§ **SELECTED TEXT**:
*** Block opens ***
Legislation governing reproduction is dangerous to us all, unless it assures an individual the right to make decisions privately and without interference, and to receive reproductive care in safe, legal circumstances. A woman’s right to carry a pregnancy to term is protected, just as her right to have an abortion is, when the line of privacy is drawn at the door to the doctor’s office, the clinic or Planned Parenthood.
Those who march on Washington today are marching so that all women can have access to safe, effective, health care, whether it is birth control, prenatal care, quality obstetric and gynecologic care, or abortion. We are marching so that women can choose to have large families, small families or no families, and so that laws do not interfere with any of these highly personal choices.
I recall the bad old days.
The name Sherry Finkbine, an Arizona mother of four, hit the headlines in 1962 when she sought a safe, legal abortion to avoid delivering a severely handicapped child. She had taken the drug Thalidomide, known to cause severe birth defects, in the first trimester of her pregnancy. She challenged the anti-abortion laws of the time. Unsuccessful in this challenge, she went to Sweden for an abortion. She was fortunate to have the resources to be able to travel and have an abortion under safe, sanitary conditions with trained professionals to carry out the procedure.
*** Block closes ***
§ **DATASET ENTRIES**:
*** Block opens ***
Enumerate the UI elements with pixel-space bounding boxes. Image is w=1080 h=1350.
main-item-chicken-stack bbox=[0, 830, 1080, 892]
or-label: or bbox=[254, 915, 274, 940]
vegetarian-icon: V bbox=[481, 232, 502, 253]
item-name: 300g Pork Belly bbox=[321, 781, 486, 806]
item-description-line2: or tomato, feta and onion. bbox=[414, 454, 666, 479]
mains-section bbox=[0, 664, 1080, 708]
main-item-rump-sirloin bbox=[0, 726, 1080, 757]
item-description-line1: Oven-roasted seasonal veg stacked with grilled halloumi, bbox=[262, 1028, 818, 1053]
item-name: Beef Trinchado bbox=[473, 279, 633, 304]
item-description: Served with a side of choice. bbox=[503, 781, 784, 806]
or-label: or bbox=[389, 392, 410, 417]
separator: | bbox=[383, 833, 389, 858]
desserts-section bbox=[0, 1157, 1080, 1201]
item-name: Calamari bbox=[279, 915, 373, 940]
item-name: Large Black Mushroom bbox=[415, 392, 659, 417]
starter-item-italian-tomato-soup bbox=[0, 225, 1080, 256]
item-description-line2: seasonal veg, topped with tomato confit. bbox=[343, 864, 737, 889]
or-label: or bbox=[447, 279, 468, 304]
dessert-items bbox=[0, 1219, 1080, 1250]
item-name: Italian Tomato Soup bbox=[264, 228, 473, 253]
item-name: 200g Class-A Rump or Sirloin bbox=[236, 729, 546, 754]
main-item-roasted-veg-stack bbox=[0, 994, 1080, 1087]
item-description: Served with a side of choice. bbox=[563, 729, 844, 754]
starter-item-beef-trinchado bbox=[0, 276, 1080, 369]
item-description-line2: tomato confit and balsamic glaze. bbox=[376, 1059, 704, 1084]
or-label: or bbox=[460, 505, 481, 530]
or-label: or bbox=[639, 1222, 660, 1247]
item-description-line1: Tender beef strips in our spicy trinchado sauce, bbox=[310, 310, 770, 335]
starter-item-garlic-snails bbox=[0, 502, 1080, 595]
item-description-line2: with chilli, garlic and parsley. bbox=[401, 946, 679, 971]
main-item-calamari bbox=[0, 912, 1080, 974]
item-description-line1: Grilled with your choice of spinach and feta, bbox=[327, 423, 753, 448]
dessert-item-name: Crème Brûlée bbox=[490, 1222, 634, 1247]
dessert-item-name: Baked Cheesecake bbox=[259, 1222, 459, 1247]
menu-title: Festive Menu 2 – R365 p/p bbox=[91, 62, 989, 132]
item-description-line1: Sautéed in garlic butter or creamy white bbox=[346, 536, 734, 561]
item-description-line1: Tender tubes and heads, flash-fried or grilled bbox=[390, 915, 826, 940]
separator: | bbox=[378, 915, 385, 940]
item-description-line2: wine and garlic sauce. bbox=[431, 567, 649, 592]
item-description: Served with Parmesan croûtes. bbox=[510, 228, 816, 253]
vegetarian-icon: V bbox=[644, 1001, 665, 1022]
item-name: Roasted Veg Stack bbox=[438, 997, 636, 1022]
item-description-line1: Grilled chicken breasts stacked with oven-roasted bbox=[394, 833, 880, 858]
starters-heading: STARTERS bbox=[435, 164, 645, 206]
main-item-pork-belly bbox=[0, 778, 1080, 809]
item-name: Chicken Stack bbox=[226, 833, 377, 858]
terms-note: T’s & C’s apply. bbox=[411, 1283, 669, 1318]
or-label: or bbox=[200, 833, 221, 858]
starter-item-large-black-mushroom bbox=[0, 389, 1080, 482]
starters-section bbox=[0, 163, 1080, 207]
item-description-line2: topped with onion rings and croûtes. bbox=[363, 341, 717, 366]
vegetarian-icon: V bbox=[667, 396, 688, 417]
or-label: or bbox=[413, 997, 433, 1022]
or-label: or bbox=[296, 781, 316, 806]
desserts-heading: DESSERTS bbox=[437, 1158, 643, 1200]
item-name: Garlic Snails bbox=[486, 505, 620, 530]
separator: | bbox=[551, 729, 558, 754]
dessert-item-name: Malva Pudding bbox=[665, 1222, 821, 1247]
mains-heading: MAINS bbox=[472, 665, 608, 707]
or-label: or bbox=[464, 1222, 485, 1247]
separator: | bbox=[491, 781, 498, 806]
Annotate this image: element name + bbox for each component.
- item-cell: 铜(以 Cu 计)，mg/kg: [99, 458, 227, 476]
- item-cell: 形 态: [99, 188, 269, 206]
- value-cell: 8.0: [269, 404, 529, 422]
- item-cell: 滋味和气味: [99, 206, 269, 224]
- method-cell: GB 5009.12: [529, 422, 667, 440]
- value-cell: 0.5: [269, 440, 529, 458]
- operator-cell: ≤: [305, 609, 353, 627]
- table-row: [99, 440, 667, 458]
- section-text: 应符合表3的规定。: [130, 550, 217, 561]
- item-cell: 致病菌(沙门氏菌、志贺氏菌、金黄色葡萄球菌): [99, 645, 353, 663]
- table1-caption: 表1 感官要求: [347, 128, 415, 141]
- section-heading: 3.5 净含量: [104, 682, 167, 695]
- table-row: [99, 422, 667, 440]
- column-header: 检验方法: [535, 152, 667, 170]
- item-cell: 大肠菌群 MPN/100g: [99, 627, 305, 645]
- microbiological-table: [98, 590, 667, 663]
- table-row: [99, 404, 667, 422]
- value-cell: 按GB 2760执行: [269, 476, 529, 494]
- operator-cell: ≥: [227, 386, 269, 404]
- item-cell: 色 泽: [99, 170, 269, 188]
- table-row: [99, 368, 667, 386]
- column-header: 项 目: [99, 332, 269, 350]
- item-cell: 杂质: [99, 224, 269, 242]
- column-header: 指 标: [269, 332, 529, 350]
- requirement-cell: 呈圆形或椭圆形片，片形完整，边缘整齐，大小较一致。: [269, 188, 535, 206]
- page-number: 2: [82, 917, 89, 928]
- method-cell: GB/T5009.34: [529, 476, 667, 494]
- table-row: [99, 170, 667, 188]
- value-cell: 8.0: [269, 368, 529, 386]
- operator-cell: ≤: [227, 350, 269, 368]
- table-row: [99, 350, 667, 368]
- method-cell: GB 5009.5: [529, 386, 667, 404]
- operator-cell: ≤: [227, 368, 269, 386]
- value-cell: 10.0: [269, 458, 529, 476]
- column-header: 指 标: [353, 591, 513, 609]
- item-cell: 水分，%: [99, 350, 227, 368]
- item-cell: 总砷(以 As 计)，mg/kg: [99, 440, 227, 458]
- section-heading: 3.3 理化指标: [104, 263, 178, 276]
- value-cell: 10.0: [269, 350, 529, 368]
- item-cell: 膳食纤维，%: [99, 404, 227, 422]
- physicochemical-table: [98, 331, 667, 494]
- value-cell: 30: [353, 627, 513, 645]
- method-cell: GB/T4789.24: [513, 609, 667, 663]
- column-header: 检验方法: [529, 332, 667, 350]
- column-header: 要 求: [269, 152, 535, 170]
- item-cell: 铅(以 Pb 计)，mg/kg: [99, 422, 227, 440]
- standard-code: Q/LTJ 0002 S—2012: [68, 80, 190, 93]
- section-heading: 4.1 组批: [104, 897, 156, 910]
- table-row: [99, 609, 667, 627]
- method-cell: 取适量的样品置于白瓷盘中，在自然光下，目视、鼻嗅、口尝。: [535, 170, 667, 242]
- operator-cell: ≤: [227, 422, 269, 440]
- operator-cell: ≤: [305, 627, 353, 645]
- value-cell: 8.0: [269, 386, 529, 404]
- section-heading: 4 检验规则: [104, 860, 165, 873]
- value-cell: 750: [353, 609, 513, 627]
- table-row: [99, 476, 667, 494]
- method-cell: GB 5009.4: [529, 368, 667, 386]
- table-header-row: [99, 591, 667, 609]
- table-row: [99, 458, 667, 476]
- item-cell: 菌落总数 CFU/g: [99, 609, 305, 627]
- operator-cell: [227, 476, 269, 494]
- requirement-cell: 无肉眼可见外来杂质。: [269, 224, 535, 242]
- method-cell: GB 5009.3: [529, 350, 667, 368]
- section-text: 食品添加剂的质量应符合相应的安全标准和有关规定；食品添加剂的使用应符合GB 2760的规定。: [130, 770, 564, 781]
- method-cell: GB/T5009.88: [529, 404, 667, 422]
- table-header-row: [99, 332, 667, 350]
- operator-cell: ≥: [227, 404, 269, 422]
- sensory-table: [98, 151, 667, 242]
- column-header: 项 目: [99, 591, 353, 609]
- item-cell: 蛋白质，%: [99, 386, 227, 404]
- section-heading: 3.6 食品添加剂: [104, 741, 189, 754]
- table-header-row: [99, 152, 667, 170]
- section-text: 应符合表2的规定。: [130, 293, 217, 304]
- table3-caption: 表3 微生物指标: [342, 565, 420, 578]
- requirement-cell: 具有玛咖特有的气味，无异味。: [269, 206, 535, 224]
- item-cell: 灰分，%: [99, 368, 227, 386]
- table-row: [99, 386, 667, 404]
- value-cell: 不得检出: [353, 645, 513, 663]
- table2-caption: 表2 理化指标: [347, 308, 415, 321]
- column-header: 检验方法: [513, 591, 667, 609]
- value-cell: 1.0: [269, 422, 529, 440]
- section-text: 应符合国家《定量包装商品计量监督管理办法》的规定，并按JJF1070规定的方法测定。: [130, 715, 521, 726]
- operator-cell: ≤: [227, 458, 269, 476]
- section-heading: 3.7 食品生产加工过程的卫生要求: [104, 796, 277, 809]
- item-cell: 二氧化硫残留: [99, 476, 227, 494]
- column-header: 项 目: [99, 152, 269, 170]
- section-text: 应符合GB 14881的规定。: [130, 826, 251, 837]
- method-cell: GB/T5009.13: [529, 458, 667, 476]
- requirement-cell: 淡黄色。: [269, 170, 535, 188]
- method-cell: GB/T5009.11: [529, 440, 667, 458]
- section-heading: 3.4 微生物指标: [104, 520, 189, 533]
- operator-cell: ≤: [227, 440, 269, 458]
*** Block closes ***
Rewrite the stretch of the reproductive rights text from "Those who march" through "bad old days.", changing "highly personal" to "deeply private".

Those who march on Washington today are marching so that all women can have access to safe, effective, health care, whether it is birth control, prenatal care, quality obstetric and gynecologic care, or abortion. We are marching so that women can choose to have large families, small families or no families, and so that laws do not interfere with any of these deeply private choices.
I recall the bad old days.